**The records**

================

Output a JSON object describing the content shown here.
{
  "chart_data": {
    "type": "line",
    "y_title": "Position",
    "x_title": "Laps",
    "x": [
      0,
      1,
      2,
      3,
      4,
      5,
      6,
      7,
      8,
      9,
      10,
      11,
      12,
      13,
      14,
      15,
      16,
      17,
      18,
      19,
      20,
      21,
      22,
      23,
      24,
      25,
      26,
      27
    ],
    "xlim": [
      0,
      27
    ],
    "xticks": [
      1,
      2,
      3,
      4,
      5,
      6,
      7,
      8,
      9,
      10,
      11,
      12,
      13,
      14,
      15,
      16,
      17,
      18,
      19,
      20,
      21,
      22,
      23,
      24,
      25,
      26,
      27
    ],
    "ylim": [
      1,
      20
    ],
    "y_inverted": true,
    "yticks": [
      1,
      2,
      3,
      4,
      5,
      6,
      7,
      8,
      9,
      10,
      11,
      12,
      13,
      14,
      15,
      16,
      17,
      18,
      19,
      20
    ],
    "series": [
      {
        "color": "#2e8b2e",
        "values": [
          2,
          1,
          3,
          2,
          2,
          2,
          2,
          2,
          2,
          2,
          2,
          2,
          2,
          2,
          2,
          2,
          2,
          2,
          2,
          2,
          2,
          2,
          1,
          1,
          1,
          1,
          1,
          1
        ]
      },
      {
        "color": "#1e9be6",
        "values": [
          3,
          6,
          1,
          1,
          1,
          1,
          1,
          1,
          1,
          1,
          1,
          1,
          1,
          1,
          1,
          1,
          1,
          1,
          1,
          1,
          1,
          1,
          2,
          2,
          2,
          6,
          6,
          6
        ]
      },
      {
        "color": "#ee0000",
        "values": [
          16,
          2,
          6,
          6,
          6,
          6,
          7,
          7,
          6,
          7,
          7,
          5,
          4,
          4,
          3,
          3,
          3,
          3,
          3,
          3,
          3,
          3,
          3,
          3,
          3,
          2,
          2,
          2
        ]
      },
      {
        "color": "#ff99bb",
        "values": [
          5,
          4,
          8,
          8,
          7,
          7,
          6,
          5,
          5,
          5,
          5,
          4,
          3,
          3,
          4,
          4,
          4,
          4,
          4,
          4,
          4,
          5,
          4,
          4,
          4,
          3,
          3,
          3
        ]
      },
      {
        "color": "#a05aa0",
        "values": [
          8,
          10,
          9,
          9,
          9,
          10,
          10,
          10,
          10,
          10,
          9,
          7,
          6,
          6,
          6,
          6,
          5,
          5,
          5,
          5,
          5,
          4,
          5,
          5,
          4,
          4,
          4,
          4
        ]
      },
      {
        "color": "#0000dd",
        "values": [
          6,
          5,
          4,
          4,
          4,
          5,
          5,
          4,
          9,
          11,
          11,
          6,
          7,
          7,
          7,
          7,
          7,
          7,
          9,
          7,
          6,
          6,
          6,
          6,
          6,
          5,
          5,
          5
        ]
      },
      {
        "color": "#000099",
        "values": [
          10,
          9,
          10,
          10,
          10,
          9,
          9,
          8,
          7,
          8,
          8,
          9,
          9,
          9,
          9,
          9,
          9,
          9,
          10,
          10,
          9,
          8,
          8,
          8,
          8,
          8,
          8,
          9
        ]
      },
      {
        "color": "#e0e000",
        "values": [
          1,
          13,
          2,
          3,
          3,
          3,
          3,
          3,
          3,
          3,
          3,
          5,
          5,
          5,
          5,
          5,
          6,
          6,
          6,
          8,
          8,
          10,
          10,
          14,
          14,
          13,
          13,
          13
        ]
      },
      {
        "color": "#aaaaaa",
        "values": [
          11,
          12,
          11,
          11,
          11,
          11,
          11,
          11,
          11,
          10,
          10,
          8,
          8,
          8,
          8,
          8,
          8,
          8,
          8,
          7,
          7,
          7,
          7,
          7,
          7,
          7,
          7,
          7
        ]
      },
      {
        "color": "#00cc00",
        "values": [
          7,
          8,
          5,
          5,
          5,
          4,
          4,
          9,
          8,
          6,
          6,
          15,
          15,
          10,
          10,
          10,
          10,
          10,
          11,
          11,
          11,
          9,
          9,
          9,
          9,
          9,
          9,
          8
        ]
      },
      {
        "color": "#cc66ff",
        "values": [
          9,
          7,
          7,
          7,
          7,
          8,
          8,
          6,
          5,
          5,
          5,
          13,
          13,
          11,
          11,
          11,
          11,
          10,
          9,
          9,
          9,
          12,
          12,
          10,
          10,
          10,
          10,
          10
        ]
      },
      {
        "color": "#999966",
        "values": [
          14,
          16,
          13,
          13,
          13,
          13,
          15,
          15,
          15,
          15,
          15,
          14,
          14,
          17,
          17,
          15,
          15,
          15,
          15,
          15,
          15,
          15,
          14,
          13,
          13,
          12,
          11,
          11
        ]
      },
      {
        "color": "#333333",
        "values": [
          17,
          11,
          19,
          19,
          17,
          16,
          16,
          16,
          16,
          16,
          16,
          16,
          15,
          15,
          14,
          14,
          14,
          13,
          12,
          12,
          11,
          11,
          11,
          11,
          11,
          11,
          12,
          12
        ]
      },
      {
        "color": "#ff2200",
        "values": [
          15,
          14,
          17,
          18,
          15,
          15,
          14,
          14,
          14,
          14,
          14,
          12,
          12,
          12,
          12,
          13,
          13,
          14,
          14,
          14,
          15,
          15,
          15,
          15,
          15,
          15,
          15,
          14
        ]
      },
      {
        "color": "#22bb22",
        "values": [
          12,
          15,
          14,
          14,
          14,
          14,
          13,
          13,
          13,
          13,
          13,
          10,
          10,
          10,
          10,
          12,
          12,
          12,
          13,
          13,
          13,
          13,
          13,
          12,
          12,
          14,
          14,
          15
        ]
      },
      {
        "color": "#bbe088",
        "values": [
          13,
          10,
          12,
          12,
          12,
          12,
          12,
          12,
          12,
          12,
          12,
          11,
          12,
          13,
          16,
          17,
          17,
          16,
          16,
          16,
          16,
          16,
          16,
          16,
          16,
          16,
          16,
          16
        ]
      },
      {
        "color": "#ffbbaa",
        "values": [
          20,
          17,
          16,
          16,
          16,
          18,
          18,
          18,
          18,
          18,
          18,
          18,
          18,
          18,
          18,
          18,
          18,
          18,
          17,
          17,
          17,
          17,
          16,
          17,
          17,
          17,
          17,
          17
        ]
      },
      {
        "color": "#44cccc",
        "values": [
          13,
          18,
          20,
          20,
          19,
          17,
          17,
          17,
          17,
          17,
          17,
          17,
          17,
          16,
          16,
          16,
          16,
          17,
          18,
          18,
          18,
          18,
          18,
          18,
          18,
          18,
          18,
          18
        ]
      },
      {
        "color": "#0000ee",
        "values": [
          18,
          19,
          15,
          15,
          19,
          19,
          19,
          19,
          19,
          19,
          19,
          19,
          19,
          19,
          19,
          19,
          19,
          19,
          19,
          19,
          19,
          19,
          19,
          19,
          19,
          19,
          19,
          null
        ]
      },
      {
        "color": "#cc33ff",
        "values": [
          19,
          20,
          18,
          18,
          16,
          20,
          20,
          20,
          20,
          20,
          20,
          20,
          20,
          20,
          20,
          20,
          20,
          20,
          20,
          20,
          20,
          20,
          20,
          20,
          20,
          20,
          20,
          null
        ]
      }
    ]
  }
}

================

**Brief**
Your task is to repeat the data exactly, with nothing left out.

**Reply**
Output a JSON object describing the content shown here.
{
  "chart_data": {
    "type": "line",
    "y_title": "Position",
    "x_title": "Laps",
    "x": [
      0,
      1,
      2,
      3,
      4,
      5,
      6,
      7,
      8,
      9,
      10,
      11,
      12,
      13,
      14,
      15,
      16,
      17,
      18,
      19,
      20,
      21,
      22,
      23,
      24,
      25,
      26,
      27
    ],
    "xlim": [
      0,
      27
    ],
    "xticks": [
      1,
      2,
      3,
      4,
      5,
      6,
      7,
      8,
      9,
      10,
      11,
      12,
      13,
      14,
      15,
      16,
      17,
      18,
      19,
      20,
      21,
      22,
      23,
      24,
      25,
      26,
      27
    ],
    "ylim": [
      1,
      20
    ],
    "y_inverted": true,
    "yticks": [
      1,
      2,
      3,
      4,
      5,
      6,
      7,
      8,
      9,
      10,
      11,
      12,
      13,
      14,
      15,
      16,
      17,
      18,
      19,
      20
    ],
    "series": [
      {
        "color": "#2e8b2e",
        "values": [
          2,
          1,
          3,
          2,
          2,
          2,
          2,
          2,
          2,
          2,
          2,
          2,
          2,
          2,
          2,
          2,
          2,
          2,
          2,
          2,
          2,
          2,
          1,
          1,
          1,
          1,
          1,
          1
        ]
      },
      {
        "color": "#1e9be6",
        "values": [
          3,
          6,
          1,
          1,
          1,
          1,
          1,
          1,
          1,
          1,
          1,
          1,
          1,
          1,
          1,
          1,
          1,
          1,
          1,
          1,
          1,
          1,
          2,
          2,
          2,
          6,
          6,
          6
        ]
      },
      {
        "color": "#ee0000",
        "values": [
          16,
          2,
          6,
          6,
          6,
          6,
          7,
          7,
          6,
          7,
          7,
          5,
          4,
          4,
          3,
          3,
          3,
          3,
          3,
          3,
          3,
          3,
          3,
          3,
          3,
          2,
          2,
          2
        ]
      },
      {
        "color": "#ff99bb",
        "values": [
          5,
          4,
          8,
          8,
          7,
          7,
          6,
          5,
          5,
          5,
          5,
          4,
          3,
          3,
          4,
          4,
          4,
          4,
          4,
          4,
          4,
          5,
          4,
          4,
          4,
          3,
          3,
          3
        ]
      },
      {
        "color": "#a05aa0",
        "values": [
          8,
          10,
          9,
          9,
          9,
          10,
          10,
          10,
          10,
          10,
          9,
          7,
          6,
          6,
          6,
          6,
          5,
          5,
          5,
          5,
          5,
          4,
          5,
          5,
          4,
          4,
          4,
          4
        ]
      },
      {
        "color": "#0000dd",
        "values": [
          6,
          5,
          4,
          4,
          4,
          5,
          5,
          4,
          9,
          11,
          11,
          6,
          7,
          7,
          7,
          7,
          7,
          7,
          9,
          7,
          6,
          6,
          6,
          6,
          6,
          5,
          5,
          5
        ]
      },
      {
        "color": "#000099",
        "values": [
          10,
          9,
          10,
          10,
          10,
          9,
          9,
          8,
          7,
          8,
          8,
          9,
          9,
          9,
          9,
          9,
          9,
          9,
          10,
          10,
          9,
          8,
          8,
          8,
          8,
          8,
          8,
          9
        ]
      },
      {
        "color": "#e0e000",
        "values": [
          1,
          13,
          2,
          3,
          3,
          3,
          3,
          3,
          3,
          3,
          3,
          5,
          5,
          5,
          5,
          5,
          6,
          6,
          6,
          8,
          8,
          10,
          10,
          14,
          14,
          13,
          13,
          13
        ]
      },
      {
        "color": "#aaaaaa",
        "values": [
          11,
          12,
          11,
          11,
          11,
          11,
          11,
          11,
          11,
          10,
          10,
          8,
          8,
          8,
          8,
          8,
          8,
          8,
          8,
          7,
          7,
          7,
          7,
          7,
          7,
          7,
          7,
          7
        ]
      },
      {
        "color": "#00cc00",
        "values": [
          7,
          8,
          5,
          5,
          5,
          4,
          4,
          9,
          8,
          6,
          6,
          15,
          15,
          10,
          10,
          10,
          10,
          10,
          11,
          11,
          11,
          9,
          9,
          9,
          9,
          9,
          9,
          8
        ]
      },
      {
        "color": "#cc66ff",
        "values": [
          9,
          7,
          7,
          7,
          7,
          8,
          8,
          6,
          5,
          5,
          5,
          13,
          13,
          11,
          11,
          11,
          11,
          10,
          9,
          9,
          9,
          12,
          12,
          10,
          10,
          10,
          10,
          10
        ]
      },
      {
        "color": "#999966",
        "values": [
          14,
          16,
          13,
          13,
          13,
          13,
          15,
          15,
          15,
          15,
          15,
          14,
          14,
          17,
          17,
          15,
          15,
          15,
          15,
          15,
          15,
          15,
          14,
          13,
          13,
          12,
          11,
          11
        ]
      },
      {
        "color": "#333333",
        "values": [
          17,
          11,
          19,
          19,
          17,
          16,
          16,
          16,
          16,
          16,
          16,
          16,
          15,
          15,
          14,
          14,
          14,
          13,
          12,
          12,
          11,
          11,
          11,
          11,
          11,
          11,
          12,
          12
        ]
      },
      {
        "color": "#ff2200",
        "values": [
          15,
          14,
          17,
          18,
          15,
          15,
          14,
          14,
          14,
          14,
          14,
          12,
          12,
          12,
          12,
          13,
          13,
          14,
          14,
          14,
          15,
          15,
          15,
          15,
          15,
          15,
          15,
          14
        ]
      },
      {
        "color": "#22bb22",
        "values": [
          12,
          15,
          14,
          14,
          14,
          14,
          13,
          13,
          13,
          13,
          13,
          10,
          10,
          10,
          10,
          12,
          12,
          12,
          13,
          13,
          13,
          13,
          13,
          12,
          12,
          14,
          14,
          15
        ]
      },
      {
        "color": "#bbe088",
        "values": [
          13,
          10,
          12,
          12,
          12,
          12,
          12,
          12,
          12,
          12,
          12,
          11,
          12,
          13,
          16,
          17,
          17,
          16,
          16,
          16,
          16,
          16,
          16,
          16,
          16,
          16,
          16,
          16
        ]
      },
      {
        "color": "#ffbbaa",
        "values": [
          20,
          17,
          16,
          16,
          16,
          18,
          18,
          18,
          18,
          18,
          18,
          18,
          18,
          18,
          18,
          18,
          18,
          18,
          17,
          17,
          17,
          17,
          16,
          17,
          17,
          17,
          17,
          17
        ]
      },
      {
        "color": "#44cccc",
        "values": [
          13,
          18,
          20,
          20,
          19,
          17,
          17,
          17,
          17,
          17,
          17,
          17,
          17,
          16,
          16,
          16,
          16,
          17,
          18,
          18,
          18,
          18,
          18,
          18,
          18,
          18,
          18,
          18
        ]
      },
      {
        "color": "#0000ee",
        "values": [
          18,
          19,
          15,
          15,
          19,
          19,
          19,
          19,
          19,
          19,
          19,
          19,
          19,
          19,
          19,
          19,
          19,
          19,
          19,
          19,
          19,
          19,
          19,
          19,
          19,
          19,
          19,
          null
        ]
      },
      {
        "color": "#cc33ff",
        "values": [
          19,
          20,
          18,
          18,
          16,
          20,
          20,
          20,
          20,
          20,
          20,
          20,
          20,
          20,
          20,
          20,
          20,
          20,
          20,
          20,
          20,
          20,
          20,
          20,
          20,
          20,
          20,
          null
        ]
      }
    ]
  }
}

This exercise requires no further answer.